Go through the entries one line at a time, and gather every line that has the word "triều".

* **Working data**
--------------------------------------------------

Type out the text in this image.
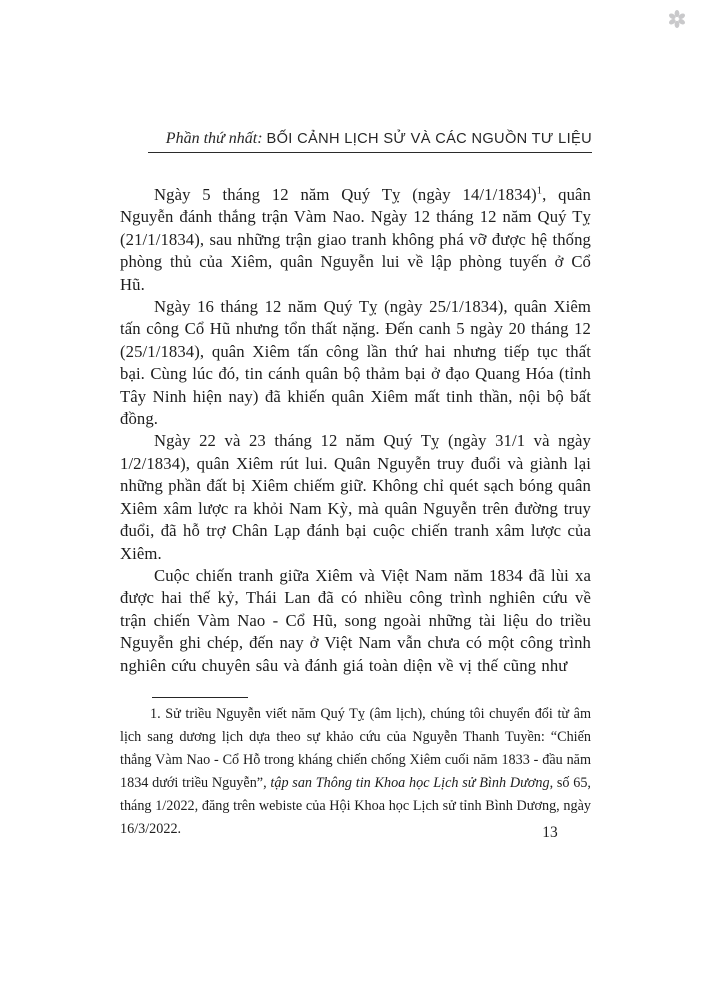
Phần thứ nhất: BỐI CẢNH LỊCH SỬ VÀ CÁC NGUỒN TƯ LIỆU

Ngày 5 tháng 12 năm Quý Tỵ (ngày 14/1/1834)$^1$, quân Nguyễn đánh thắng trận Vàm Nao. Ngày 12 tháng 12 năm Quý Tỵ (21/1/1834), sau những trận giao tranh không phá vỡ được hệ thống phòng thủ của Xiêm, quân Nguyễn lui về lập phòng tuyến ở Cổ Hũ.

Ngày 16 tháng 12 năm Quý Tỵ (ngày 25/1/1834), quân Xiêm tấn công Cổ Hũ nhưng tổn thất nặng. Đến canh 5 ngày 20 tháng 12 (25/1/1834), quân Xiêm tấn công lần thứ hai nhưng tiếp tục thất bại. Cùng lúc đó, tin cánh quân bộ thảm bại ở đạo Quang Hóa (tỉnh Tây Ninh hiện nay) đã khiến quân Xiêm mất tinh thần, nội bộ bất đồng.

Ngày 22 và 23 tháng 12 năm Quý Tỵ (ngày 31/1 và ngày 1/2/1834), quân Xiêm rút lui. Quân Nguyễn truy đuổi và giành lại những phần đất bị Xiêm chiếm giữ. Không chỉ quét sạch bóng quân Xiêm xâm lược ra khỏi Nam Kỳ, mà quân Nguyễn trên đường truy đuổi, đã hỗ trợ Chân Lạp đánh bại cuộc chiến tranh xâm lược của Xiêm.

Cuộc chiến tranh giữa Xiêm và Việt Nam năm 1834 đã lùi xa được hai thế kỷ, Thái Lan đã có nhiều công trình nghiên cứu về trận chiến Vàm Nao - Cổ Hũ, song ngoài những tài liệu do triều Nguyễn ghi chép, đến nay ở Việt Nam vẫn chưa có một công trình nghiên cứu chuyên sâu và đánh giá toàn diện về vị thế cũng như

1. Sử triều Nguyễn viết năm Quý Tỵ (âm lịch), chúng tôi chuyển đổi từ âm lịch sang dương lịch dựa theo sự khảo cứu của Nguyễn Thanh Tuyền: “Chiến thắng Vàm Nao - Cổ Hỗ trong kháng chiến chống Xiêm cuối năm 1833 - đầu năm 1834 dưới triều Nguyễn”, tập san Thông tin Khoa học Lịch sử Bình Dương, số 65, tháng 1/2022, đăng trên webiste của Hội Khoa học Lịch sử tỉnh Bình Dương, ngày 16/3/2022.	13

--------------------------------------------------

* **Result**
Cuộc chiến tranh giữa Xiêm và Việt Nam năm 1834 đã lùi xa được hai thế kỷ, Thái Lan đã có nhiều công trình nghiên cứu về trận chiến Vàm Nao - Cổ Hũ, song ngoài những tài liệu do triều Nguyễn ghi chép, đến nay ở Việt Nam vẫn chưa có một công trình nghiên cứu chuyên sâu và đánh giá toàn diện về vị thế cũng như
1. Sử triều Nguyễn viết năm Quý Tỵ (âm lịch), chúng tôi chuyển đổi từ âm lịch sang dương lịch dựa theo sự khảo cứu của Nguyễn Thanh Tuyền: “Chiến thắng Vàm Nao - Cổ Hỗ trong kháng chiến chống Xiêm cuối năm 1833 - đầu năm 1834 dưới triều Nguyễn”, tập san Thông tin Khoa học Lịch sử Bình Dương, số 65, tháng 1/2022, đăng trên webiste của Hội Khoa học Lịch sử tỉnh Bình Dương, ngày 16/3/2022.	13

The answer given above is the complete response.